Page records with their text
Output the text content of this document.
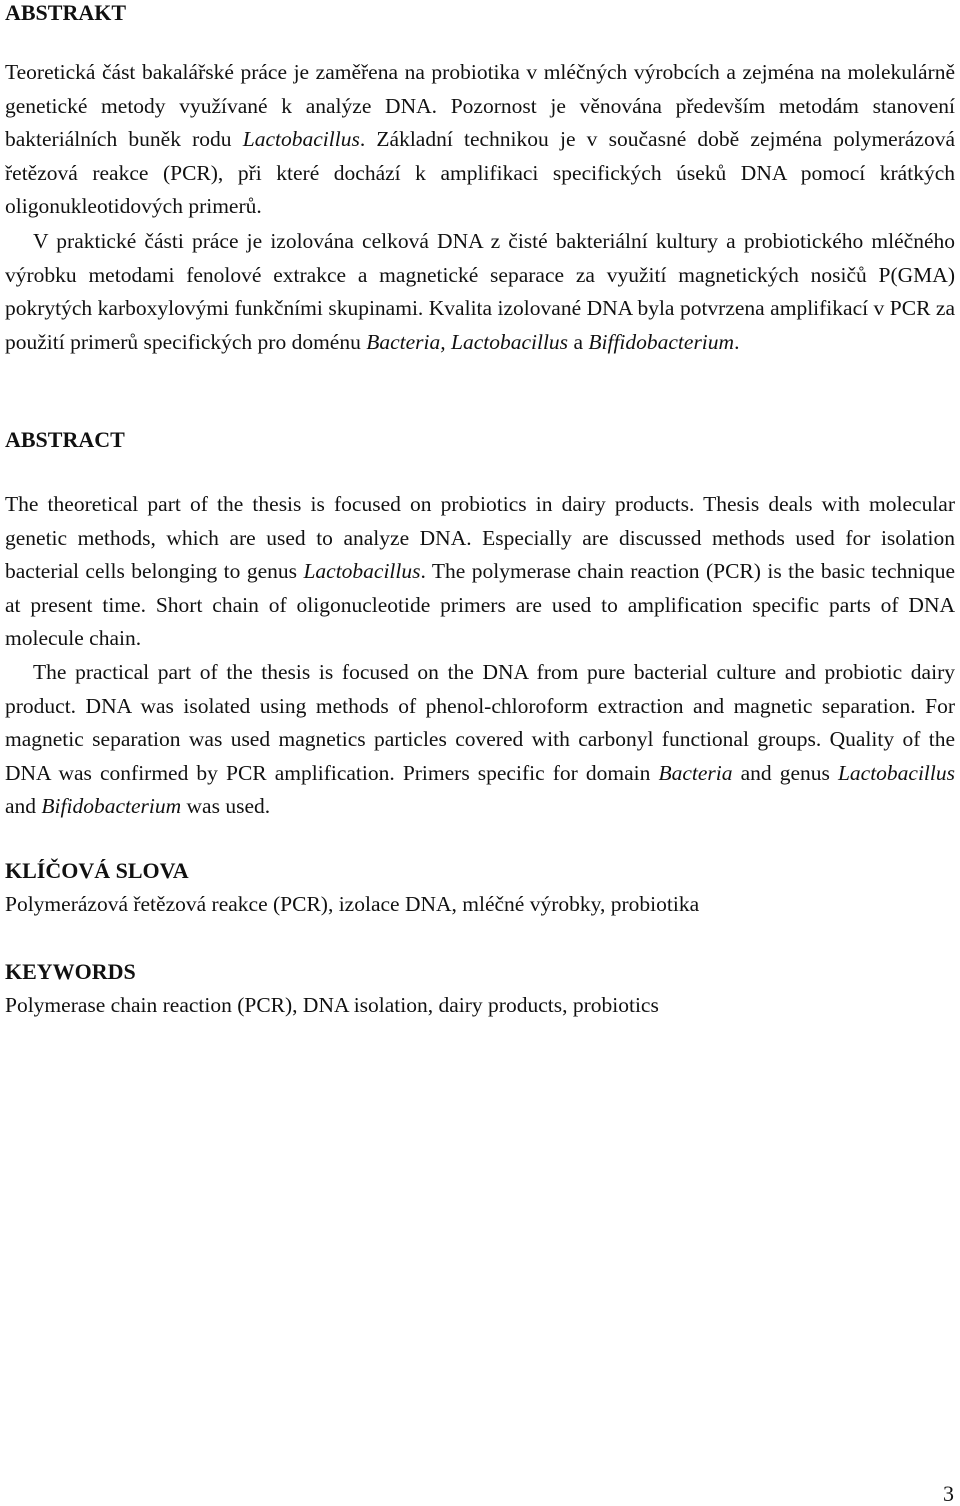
ABSTRAKT

Teoretická část bakalářské práce je zaměřena na probiotika v mléčných výrobcích a zejména na molekulárně genetické metody využívané k analýze DNA. Pozornost je věnována především metodám stanovení bakteriálních buněk rodu Lactobacillus. Základní technikou je v současné době zejména polymerázová řetězová reakce (PCR), při které dochází k amplifikaci specifických úseků DNA pomocí krátkých oligonukleotidových primerů.

V praktické části práce je izolována celková DNA z čisté bakteriální kultury a probiotického mléčného výrobku metodami fenolové extrakce a magnetické separace za využití magnetických nosičů P(GMA) pokrytých karboxylovými funkčními skupinami. Kvalita izolované DNA byla potvrzena amplifikací v PCR za použití primerů specifických pro doménu Bacteria, Lactobacillus a Biffidobacterium.

ABSTRACT

The theoretical part of the thesis is focused on probiotics in dairy products. Thesis deals with molecular genetic methods, which are used to analyze DNA. Especially are discussed methods used for isolation bacterial cells belonging to genus Lactobacillus. The polymerase chain reaction (PCR) is the basic technique at present time. Short chain of oligonucleotide primers are used to amplification specific parts of DNA molecule chain.

The practical part of the thesis is focused on the DNA from pure bacterial culture and probiotic dairy product. DNA was isolated using methods of phenol-chloroform extraction and magnetic separation. For magnetic separation was used magnetics particles covered with carbonyl functional groups. Quality of the DNA was confirmed by PCR amplification. Primers specific for domain Bacteria and genus Lactobacillus and Bifidobacterium was used.

KLÍČOVÁ SLOVA

Polymerázová řetězová reakce (PCR), izolace DNA, mléčné výrobky, probiotika

KEYWORDS

Polymerase chain reaction (PCR), DNA isolation, dairy products, probiotics

3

REQUIRED WORK
Copy each entry exactly as written. Pictures do not belong in the copy.

TASK RESPONSE
Output the text content of this document.
ABSTRAKT

Teoretická část bakalářské práce je zaměřena na probiotika v mléčných výrobcích a zejména na molekulárně genetické metody využívané k analýze DNA. Pozornost je věnována především metodám stanovení bakteriálních buněk rodu Lactobacillus. Základní technikou je v současné době zejména polymerázová řetězová reakce (PCR), při které dochází k amplifikaci specifických úseků DNA pomocí krátkých oligonukleotidových primerů.

V praktické části práce je izolována celková DNA z čisté bakteriální kultury a probiotického mléčného výrobku metodami fenolové extrakce a magnetické separace za využití magnetických nosičů P(GMA) pokrytých karboxylovými funkčními skupinami. Kvalita izolované DNA byla potvrzena amplifikací v PCR za použití primerů specifických pro doménu Bacteria, Lactobacillus a Biffidobacterium.

ABSTRACT

The theoretical part of the thesis is focused on probiotics in dairy products. Thesis deals with molecular genetic methods, which are used to analyze DNA. Especially are discussed methods used for isolation bacterial cells belonging to genus Lactobacillus. The polymerase chain reaction (PCR) is the basic technique at present time. Short chain of oligonucleotide primers are used to amplification specific parts of DNA molecule chain.

The practical part of the thesis is focused on the DNA from pure bacterial culture and probiotic dairy product. DNA was isolated using methods of phenol-chloroform extraction and magnetic separation. For magnetic separation was used magnetics particles covered with carbonyl functional groups. Quality of the DNA was confirmed by PCR amplification. Primers specific for domain Bacteria and genus Lactobacillus and Bifidobacterium was used.

KLÍČOVÁ SLOVA

Polymerázová řetězová reakce (PCR), izolace DNA, mléčné výrobky, probiotika

KEYWORDS

Polymerase chain reaction (PCR), DNA isolation, dairy products, probiotics

3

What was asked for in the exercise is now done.